[Source records]
··········
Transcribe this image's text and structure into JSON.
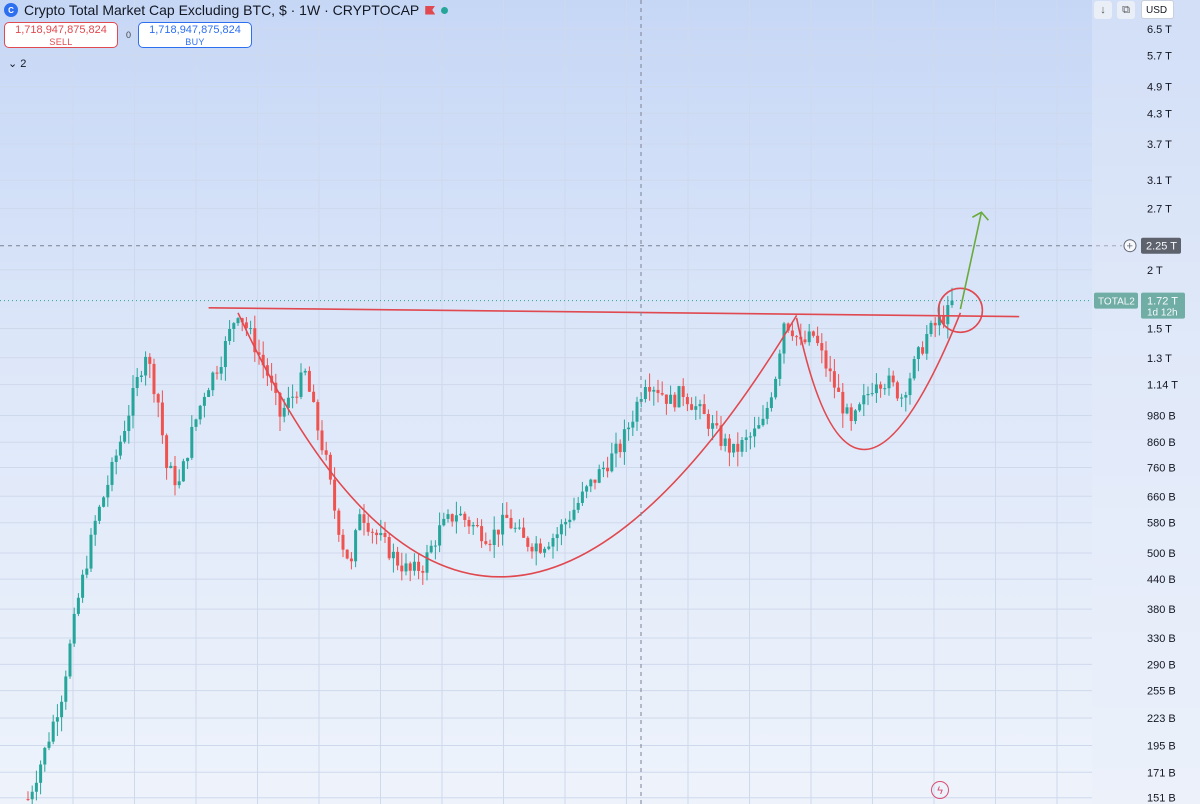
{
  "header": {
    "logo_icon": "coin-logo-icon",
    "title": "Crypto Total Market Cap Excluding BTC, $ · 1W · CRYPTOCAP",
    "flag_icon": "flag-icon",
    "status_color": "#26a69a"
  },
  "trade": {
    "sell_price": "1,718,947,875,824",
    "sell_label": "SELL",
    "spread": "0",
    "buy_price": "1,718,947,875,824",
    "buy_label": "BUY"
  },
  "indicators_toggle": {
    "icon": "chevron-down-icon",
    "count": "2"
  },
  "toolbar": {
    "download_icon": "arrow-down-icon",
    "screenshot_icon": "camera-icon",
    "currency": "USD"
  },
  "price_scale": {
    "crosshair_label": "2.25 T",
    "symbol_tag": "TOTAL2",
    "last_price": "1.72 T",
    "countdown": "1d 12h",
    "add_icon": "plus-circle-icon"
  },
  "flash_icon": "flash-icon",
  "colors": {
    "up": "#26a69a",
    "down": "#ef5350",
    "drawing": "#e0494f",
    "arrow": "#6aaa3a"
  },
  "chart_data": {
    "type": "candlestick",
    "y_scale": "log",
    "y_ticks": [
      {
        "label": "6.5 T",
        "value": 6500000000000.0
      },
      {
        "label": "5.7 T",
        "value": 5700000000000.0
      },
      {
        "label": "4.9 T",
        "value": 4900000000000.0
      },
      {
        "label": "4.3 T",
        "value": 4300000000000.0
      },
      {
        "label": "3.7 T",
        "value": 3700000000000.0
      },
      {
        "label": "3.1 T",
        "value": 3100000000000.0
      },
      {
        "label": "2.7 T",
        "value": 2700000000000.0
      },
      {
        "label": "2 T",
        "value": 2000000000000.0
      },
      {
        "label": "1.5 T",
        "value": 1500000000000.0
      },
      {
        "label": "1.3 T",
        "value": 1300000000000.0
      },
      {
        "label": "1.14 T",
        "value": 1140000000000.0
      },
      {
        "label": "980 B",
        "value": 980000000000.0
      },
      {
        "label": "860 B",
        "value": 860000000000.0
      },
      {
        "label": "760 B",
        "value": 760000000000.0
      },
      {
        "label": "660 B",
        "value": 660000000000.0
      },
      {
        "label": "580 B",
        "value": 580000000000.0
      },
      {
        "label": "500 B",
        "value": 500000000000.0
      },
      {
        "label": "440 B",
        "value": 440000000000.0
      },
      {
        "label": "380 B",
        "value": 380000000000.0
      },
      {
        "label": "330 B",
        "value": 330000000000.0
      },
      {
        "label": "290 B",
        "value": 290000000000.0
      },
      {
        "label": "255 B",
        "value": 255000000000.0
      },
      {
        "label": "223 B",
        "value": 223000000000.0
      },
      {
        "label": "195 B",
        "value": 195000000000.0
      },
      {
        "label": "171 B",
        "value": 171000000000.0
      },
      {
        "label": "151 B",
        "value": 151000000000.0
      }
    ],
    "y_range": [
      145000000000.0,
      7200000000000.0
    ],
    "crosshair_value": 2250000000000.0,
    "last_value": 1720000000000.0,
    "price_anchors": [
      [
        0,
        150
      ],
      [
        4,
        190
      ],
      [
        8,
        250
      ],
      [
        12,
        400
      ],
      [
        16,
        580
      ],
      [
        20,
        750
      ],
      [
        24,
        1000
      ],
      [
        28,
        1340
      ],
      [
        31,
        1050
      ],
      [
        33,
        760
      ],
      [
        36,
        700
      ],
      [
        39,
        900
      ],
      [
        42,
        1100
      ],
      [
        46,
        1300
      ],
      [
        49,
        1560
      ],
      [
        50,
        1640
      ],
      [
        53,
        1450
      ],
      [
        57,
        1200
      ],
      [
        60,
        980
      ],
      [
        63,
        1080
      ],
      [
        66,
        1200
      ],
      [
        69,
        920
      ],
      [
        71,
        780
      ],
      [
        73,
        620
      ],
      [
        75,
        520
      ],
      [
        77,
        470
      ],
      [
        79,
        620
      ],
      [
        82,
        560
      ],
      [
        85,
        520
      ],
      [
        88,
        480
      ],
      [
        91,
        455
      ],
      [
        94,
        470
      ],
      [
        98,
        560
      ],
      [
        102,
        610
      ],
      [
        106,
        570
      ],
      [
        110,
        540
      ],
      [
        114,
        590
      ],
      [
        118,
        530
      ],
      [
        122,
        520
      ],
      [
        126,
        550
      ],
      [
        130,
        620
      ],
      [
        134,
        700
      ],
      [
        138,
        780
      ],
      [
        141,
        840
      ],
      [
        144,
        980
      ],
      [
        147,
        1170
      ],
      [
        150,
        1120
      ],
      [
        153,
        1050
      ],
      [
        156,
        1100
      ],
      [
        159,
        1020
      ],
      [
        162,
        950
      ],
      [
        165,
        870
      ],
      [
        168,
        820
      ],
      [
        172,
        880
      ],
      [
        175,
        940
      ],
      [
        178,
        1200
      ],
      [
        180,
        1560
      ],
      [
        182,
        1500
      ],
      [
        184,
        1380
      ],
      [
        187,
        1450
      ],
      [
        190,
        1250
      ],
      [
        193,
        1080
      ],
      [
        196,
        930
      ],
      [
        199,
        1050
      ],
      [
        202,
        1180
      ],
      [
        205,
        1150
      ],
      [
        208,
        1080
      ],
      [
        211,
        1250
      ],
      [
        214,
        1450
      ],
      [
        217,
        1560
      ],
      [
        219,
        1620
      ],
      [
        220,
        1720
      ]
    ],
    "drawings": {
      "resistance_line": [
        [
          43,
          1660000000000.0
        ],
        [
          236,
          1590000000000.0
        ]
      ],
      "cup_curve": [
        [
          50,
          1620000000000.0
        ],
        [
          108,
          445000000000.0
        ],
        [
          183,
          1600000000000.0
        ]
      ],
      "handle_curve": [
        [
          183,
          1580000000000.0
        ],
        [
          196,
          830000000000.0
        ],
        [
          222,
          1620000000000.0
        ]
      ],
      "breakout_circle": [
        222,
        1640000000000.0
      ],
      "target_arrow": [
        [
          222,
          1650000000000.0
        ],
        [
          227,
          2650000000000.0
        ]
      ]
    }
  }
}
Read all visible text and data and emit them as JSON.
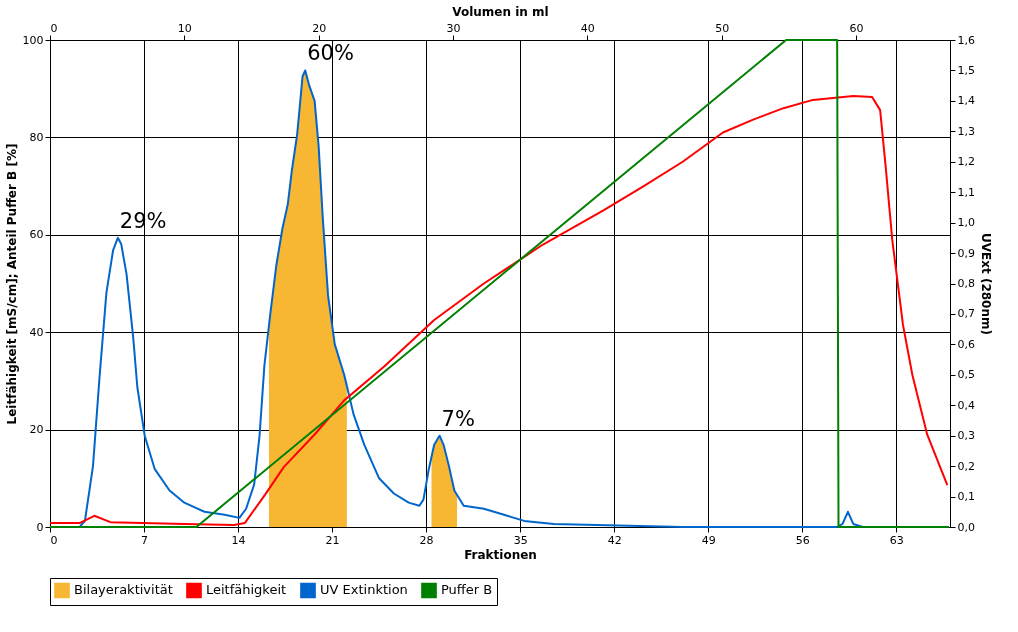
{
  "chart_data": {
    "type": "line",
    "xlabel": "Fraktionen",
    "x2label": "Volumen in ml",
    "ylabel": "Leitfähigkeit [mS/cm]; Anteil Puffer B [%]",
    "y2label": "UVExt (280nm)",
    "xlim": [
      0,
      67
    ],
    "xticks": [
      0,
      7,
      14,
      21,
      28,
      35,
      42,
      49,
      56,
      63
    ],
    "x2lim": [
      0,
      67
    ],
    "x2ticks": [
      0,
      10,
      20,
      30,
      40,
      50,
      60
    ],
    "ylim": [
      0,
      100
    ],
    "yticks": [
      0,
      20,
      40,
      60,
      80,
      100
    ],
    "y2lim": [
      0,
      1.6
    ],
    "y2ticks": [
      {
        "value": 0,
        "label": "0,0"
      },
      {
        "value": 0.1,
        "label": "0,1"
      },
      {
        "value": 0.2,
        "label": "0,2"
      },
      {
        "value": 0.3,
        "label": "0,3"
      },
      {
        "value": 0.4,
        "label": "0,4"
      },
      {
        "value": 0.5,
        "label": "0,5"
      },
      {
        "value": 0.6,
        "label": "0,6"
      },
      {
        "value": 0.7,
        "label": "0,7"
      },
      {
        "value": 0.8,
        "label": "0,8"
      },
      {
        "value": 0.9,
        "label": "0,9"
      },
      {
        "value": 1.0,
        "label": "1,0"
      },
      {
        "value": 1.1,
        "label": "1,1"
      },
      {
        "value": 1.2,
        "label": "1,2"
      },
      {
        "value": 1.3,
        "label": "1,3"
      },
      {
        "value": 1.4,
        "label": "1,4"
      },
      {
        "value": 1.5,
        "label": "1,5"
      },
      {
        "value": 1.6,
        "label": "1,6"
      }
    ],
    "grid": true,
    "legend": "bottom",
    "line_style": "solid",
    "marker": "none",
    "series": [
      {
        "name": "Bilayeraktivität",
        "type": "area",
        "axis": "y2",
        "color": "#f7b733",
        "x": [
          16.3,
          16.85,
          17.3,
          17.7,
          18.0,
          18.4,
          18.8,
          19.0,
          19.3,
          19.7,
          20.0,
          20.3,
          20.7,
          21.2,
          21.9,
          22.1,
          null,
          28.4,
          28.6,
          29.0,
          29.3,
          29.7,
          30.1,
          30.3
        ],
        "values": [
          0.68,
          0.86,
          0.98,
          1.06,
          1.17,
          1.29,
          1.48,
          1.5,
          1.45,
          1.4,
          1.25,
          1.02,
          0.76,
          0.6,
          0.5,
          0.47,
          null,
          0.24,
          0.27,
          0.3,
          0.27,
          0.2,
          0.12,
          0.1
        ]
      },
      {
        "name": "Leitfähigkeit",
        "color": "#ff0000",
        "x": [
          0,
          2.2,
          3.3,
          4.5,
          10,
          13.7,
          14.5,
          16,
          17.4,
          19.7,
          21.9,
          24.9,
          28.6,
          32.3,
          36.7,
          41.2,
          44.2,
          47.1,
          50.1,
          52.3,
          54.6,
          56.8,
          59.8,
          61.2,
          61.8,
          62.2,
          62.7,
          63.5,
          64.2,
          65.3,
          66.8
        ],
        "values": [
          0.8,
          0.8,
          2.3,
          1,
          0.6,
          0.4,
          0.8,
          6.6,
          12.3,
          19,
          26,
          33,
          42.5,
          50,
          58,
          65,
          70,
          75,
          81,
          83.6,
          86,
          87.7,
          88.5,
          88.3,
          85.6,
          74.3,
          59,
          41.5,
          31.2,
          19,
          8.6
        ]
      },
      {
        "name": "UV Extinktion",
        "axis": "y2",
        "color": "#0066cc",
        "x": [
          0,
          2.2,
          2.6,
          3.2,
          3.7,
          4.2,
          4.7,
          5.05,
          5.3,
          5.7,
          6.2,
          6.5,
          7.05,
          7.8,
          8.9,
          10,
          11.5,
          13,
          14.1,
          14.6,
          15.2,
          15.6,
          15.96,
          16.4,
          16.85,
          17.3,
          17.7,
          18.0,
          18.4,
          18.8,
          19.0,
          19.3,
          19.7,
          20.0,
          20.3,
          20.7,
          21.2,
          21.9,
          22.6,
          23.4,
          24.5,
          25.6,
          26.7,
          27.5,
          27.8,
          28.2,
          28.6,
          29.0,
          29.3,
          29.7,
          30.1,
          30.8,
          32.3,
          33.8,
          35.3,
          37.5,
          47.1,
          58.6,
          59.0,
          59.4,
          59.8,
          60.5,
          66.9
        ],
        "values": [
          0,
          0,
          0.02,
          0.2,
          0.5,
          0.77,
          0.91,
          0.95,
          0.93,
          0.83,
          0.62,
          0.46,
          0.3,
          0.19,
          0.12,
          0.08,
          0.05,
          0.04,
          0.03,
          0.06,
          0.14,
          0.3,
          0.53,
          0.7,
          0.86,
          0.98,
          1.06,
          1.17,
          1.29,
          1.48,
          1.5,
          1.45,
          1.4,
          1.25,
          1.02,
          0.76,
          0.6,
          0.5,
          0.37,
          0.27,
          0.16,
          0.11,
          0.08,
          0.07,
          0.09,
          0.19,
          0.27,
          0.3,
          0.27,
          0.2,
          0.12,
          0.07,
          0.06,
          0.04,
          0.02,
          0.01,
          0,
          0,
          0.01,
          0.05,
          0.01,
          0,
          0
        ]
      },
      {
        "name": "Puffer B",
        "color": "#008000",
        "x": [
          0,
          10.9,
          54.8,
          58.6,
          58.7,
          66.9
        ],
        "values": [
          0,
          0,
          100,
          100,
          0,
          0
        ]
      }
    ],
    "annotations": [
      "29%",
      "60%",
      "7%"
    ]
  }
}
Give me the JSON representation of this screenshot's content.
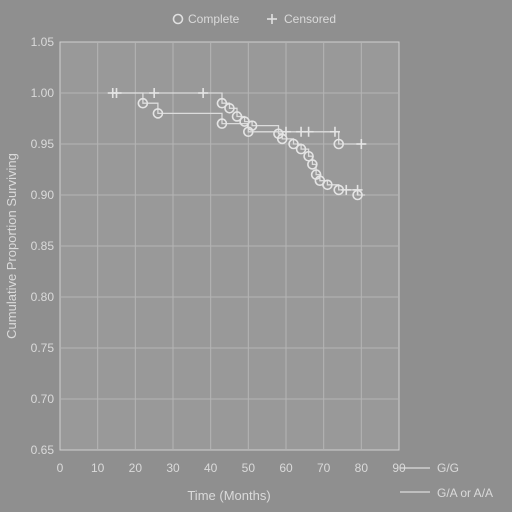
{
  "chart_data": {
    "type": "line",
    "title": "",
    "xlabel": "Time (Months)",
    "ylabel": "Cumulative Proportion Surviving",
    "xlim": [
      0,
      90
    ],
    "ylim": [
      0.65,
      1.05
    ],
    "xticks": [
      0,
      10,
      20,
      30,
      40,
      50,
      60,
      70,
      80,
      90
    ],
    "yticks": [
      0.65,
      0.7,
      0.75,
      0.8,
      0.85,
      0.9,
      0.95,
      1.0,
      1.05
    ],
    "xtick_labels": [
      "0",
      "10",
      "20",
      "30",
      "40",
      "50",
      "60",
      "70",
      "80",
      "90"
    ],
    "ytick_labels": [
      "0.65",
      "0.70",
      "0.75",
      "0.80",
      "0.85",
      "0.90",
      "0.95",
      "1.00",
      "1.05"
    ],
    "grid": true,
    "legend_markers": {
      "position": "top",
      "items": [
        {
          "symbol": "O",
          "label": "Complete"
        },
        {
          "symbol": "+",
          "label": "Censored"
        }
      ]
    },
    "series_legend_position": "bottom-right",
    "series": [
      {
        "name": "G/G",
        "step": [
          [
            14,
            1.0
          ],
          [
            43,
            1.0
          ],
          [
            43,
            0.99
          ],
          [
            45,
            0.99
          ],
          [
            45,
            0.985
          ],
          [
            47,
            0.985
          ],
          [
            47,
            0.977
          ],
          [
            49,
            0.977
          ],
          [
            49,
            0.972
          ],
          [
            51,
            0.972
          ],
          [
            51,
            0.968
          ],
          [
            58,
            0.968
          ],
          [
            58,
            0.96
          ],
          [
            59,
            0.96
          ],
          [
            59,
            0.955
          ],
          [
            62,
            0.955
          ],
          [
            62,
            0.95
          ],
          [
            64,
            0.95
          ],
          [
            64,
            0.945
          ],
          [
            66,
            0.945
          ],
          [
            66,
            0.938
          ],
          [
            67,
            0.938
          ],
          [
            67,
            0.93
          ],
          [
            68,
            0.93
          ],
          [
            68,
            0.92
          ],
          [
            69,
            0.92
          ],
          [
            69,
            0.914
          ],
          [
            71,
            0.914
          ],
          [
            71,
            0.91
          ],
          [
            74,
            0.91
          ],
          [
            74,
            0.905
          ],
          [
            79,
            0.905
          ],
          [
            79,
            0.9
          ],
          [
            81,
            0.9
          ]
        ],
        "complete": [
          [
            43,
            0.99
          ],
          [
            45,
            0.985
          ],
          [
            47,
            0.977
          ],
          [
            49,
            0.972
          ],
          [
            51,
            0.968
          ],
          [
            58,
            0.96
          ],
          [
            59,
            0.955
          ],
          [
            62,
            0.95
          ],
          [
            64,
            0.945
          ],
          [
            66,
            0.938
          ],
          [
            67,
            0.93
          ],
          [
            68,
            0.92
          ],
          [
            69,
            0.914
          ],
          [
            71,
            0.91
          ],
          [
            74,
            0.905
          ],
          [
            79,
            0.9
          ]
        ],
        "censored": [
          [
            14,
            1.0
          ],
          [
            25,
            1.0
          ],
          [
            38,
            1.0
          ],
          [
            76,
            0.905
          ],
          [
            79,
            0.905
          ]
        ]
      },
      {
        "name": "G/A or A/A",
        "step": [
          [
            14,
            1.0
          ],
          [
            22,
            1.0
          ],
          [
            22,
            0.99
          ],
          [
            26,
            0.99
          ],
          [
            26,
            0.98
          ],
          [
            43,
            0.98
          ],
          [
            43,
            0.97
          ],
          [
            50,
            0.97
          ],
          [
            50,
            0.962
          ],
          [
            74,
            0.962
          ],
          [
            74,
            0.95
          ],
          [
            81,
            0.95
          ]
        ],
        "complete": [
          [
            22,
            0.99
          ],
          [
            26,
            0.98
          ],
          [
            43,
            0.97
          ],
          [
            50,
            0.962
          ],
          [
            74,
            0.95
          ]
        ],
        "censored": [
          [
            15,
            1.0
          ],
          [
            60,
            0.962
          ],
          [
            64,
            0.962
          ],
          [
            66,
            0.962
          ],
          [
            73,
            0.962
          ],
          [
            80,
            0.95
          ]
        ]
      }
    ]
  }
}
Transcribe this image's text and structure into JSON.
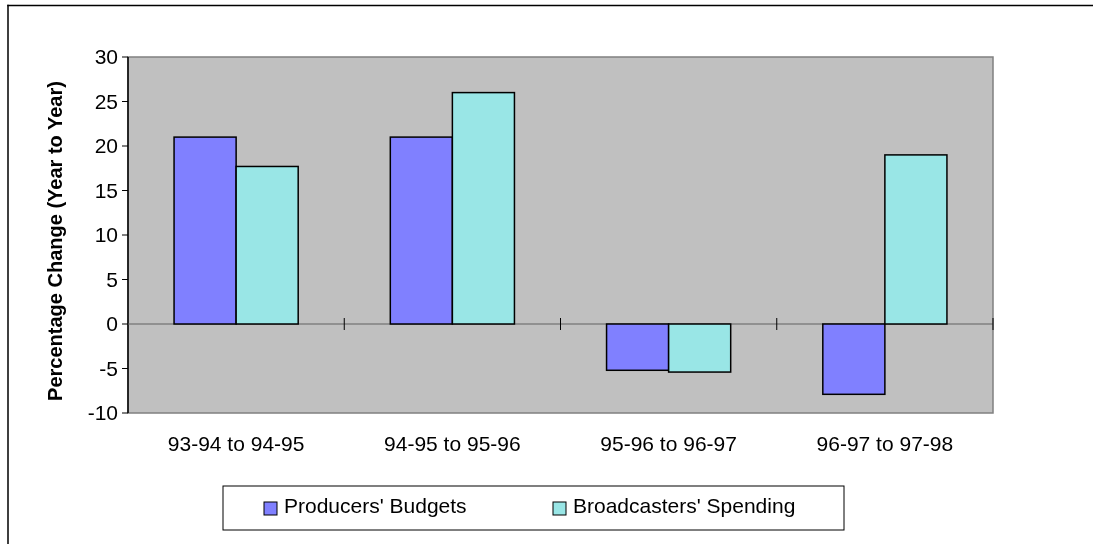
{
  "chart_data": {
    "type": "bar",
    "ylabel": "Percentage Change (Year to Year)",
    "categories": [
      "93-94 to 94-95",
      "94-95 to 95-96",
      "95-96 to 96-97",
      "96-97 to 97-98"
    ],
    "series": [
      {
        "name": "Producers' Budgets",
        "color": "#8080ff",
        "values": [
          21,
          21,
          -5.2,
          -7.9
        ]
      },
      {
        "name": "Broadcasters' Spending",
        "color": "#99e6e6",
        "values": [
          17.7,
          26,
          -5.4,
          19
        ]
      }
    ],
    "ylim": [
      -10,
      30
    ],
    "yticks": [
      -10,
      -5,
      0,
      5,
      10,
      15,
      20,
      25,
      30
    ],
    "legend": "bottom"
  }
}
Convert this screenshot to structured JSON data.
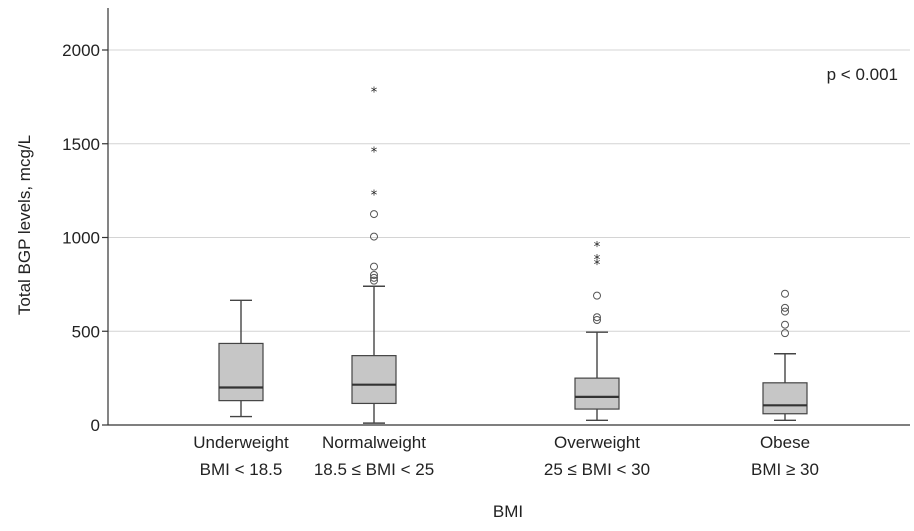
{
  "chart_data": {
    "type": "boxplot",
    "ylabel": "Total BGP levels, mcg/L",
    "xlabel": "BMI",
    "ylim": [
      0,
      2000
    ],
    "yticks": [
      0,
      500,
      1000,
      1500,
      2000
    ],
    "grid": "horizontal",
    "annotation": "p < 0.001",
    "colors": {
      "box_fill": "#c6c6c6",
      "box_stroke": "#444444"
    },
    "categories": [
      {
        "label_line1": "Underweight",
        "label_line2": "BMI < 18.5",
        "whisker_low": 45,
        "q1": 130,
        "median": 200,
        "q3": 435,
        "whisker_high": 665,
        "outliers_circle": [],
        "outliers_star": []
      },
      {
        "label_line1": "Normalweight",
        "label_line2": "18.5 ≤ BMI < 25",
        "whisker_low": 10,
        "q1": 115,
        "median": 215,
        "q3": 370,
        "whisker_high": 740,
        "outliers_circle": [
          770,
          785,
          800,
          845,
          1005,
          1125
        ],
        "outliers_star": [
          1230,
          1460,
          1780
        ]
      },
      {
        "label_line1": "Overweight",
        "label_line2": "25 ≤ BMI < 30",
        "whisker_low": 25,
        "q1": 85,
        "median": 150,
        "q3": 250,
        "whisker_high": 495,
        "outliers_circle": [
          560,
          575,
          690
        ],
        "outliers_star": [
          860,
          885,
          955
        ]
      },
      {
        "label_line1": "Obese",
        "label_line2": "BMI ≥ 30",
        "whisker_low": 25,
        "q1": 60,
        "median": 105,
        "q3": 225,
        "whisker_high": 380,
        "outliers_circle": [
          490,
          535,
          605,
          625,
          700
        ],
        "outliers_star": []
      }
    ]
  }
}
··········
WORK INSTRUCTIONS ::
The answer is one number: how many lines of the material above contain "bottom".

CORRECT RESPONSE ::
3